◆ Perintah Kerja 1:
Jawab pertanyaan berikut berdasarkan artikel tentang Aman Abdurrahman.
(a) Dalam sidang apa, di pengadilan mana, dan pada tanggal berapa Aman menyampaikan pernyataannya?
(b) Alasan hukuman apa yang ditolak Aman?
(c) Menurut Aman, apa yang selama ini ia ajarkan kepada pengikutnya?
◆ Perintah Kerja 2:
Teruskan artikel tentang Aman Abdurrahman, mulai dari kalimat setelah kalimat terakhirnya.

◆ Teks untuk Dianalisis:
══════════

Sabtu, 10 Desember 22

Aman Abdurrahman Siap Divonis Mati Karena Mengkafirkan Pemerintah Indonesia

Terdakwa kasus Terorisme Aman Abdurrahman siap divonis mati dan menyatakan tidak gentar atas hukuman yang akan dijatuhkan padanya terkait pandangan ideologinya, yang menyatakan bahwa Pemerintahan Indonesia adalah sistem kafir.

Pernyataan tersebut ia sampaikan dalam pandanganya di sidang duplik di Pengadilan Negeri Jakarta Selatan, Rabu (30/5/2018). Bahkan Aman juga mengatakan bahwa ia akan siap menerima sekalipun hukuman yang akan dijatuhkan kepadanya adalah vonis mati.

“Saya ingin menyampaikan, ingin mempidanakan saya berkaitan dengan pengkafiran pemerintah ini, silahkan pidanakan mau seberapapun hukumanya. Mau hukuman mati silahkan,” ujar Aman.

Namun Aman menolak jika hukuman yang dijatuhkan kepadanya karena ia dianggap terlibat dengan aksi-aksi terorisme di sejumlah wilayah di Indonesia sebagaimana yang dituduhkan Jaksa. Menurut Aman, selama ini ia hanya mengajarkan tauhid kepada pengikutnya.

══════════

Data penguraian struktur halaman
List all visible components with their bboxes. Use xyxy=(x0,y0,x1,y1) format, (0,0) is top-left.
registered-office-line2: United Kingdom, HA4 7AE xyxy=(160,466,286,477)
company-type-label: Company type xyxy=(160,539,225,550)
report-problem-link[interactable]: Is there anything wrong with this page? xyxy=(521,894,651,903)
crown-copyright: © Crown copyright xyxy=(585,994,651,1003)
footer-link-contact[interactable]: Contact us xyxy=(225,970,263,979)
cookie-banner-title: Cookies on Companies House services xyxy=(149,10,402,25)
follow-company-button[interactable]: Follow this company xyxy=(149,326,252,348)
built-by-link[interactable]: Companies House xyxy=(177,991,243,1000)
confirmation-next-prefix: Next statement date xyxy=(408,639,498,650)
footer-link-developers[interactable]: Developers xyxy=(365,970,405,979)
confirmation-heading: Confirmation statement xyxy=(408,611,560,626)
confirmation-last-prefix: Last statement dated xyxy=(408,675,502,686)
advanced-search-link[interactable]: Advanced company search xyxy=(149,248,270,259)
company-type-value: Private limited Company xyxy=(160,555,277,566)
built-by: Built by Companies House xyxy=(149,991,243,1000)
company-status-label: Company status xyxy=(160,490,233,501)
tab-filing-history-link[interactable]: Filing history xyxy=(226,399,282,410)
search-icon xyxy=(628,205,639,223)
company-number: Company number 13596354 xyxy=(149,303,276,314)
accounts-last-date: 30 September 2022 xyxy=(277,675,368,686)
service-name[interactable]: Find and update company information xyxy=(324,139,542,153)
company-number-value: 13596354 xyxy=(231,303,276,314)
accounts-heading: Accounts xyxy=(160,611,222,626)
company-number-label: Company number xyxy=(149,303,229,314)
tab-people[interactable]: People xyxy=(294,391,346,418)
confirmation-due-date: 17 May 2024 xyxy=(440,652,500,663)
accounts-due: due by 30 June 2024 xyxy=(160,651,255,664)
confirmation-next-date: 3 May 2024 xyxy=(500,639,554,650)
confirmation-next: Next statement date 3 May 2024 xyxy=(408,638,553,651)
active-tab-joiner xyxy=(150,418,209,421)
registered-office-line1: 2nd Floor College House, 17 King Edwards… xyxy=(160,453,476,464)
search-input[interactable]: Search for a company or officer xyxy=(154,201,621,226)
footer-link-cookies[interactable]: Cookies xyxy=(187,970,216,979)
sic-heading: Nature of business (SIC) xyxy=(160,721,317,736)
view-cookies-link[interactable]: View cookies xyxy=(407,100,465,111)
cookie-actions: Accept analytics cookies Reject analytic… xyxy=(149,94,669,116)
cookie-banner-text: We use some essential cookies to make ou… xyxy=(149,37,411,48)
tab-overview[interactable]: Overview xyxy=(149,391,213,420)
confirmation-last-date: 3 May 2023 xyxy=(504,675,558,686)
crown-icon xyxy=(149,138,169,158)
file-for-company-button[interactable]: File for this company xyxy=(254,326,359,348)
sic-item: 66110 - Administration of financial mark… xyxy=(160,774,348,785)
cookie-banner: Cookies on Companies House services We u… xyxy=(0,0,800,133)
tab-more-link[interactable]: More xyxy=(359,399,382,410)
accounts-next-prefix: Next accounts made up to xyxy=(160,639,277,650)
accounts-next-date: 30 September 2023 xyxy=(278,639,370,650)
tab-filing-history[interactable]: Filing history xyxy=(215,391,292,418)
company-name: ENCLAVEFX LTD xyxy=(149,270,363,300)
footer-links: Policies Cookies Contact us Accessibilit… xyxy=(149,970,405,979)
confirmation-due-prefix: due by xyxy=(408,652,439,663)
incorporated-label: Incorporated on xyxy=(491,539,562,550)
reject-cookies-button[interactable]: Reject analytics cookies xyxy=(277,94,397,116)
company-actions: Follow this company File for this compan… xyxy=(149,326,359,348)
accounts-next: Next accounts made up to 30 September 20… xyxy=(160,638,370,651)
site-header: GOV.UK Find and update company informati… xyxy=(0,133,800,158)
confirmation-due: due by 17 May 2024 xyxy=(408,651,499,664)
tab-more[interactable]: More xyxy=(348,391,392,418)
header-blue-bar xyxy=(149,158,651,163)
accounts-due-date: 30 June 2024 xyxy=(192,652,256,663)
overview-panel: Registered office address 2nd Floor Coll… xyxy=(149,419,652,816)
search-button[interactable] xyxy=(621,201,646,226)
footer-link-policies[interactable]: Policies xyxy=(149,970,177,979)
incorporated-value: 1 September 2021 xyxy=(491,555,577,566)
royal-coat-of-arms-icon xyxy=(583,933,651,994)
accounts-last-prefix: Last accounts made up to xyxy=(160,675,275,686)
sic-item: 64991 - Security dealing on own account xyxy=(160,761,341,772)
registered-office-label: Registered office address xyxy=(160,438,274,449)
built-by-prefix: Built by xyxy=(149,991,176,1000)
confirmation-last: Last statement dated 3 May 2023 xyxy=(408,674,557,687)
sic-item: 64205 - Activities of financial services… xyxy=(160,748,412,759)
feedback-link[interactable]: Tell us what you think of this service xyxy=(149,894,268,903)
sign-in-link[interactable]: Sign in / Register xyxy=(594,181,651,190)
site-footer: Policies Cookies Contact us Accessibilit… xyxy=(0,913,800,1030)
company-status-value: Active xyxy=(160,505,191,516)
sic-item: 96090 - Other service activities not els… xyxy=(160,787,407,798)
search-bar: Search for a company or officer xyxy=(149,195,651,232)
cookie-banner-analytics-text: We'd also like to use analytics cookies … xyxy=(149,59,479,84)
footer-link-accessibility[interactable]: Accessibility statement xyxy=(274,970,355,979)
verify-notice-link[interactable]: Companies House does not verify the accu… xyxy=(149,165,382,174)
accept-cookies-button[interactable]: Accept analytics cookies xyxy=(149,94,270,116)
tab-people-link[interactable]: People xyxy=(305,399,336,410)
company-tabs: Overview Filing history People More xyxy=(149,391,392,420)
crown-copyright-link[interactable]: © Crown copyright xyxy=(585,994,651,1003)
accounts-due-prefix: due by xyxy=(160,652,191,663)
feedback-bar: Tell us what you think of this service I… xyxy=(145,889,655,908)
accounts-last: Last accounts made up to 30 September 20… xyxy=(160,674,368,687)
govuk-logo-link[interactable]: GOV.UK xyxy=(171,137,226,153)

══════════

◆ Jawaban 1:
(a) Dalam sidang duplik di Pengadilan Negeri Jakarta Selatan, Rabu (30/5/2018).
(b) Ia menolak dihukum karena dianggap terlibat dengan aksi-aksi terorisme di sejumlah wilayah di Indonesia sebagaimana dituduhkan Jaksa.
(c) Tauhid.

◆ Jawaban 2:
“Kalau dikaitkan dengan kasus-kasus semacam itu (aksi-aksi terorisme), dalam persidangan, satupun tak ada dimyatakan keterlibatan saya. Tapi kalau saya mengajarkan mereka (pengikutnya) tauhid dan lainya mendukung khilafah, silahkan pidanakan saya,” kata Aman.

Sementara itu dalam persidangan yang sama, Jaksa menolak semua pledoi yang disampaikan Aman. Jaksa tetap menghendaki agar pimpinan Jamaah Anshorut Daullah tersebut dijatuhi hukuman mati.

Menurut Jaksa, Aman Abdurrahman telah terbukti secara sah telah melanggar Pasal 14 juncto Pasal 6 Perppu Nomor 1 Tahun 2002 yang telah ditetapkan menjadi UU Nomor 15 Tahun 2003 tentang Pemberantasan Tindak Pidana Terorisme sebagaimana dakwaan kesatu primer.

“Sementara dakwaan kedua primer, Aman dinilai melanggar Pasal 14 juncto Pasal 7 Perppu Nomor 1 Tahun 2002 yang telah ditetapkan menjadi UU Nomor 15 Tahun 2003 tentang Pemberantasan Tindak Pidana Terorisme,” ujar Anita Dewayani selalu Jaksa Penuntut Umum dalan pembacaan replik nya.

Sebelumnya pada sidang pembacaan tuntutan yang digelar di PN Jakarta Selatan Jumat 18 Mei 2018 lalu, Jaksa menuntut terdakwa Aman Abdurraham dengan hukuman mati. Aman dianggap melanggar Pasal 14 juncto Pasal 6, subsider Pasal 15 juncto Pasal 7 UU Nomor 15/2003 tentang Pemberantasan Tindak Pidana Terorisme, dan Pasal 14 juncto Pasal 7 subsider Pasal 15 juncto pasal 7 UU Nomor 15/2003 tentang Pemberantasan Tindak Pidana Terorisme.

Sidang selanjutnya akan di gelar pada Jumat 22 Juni 2018 dengan agenda pembacaan vonis.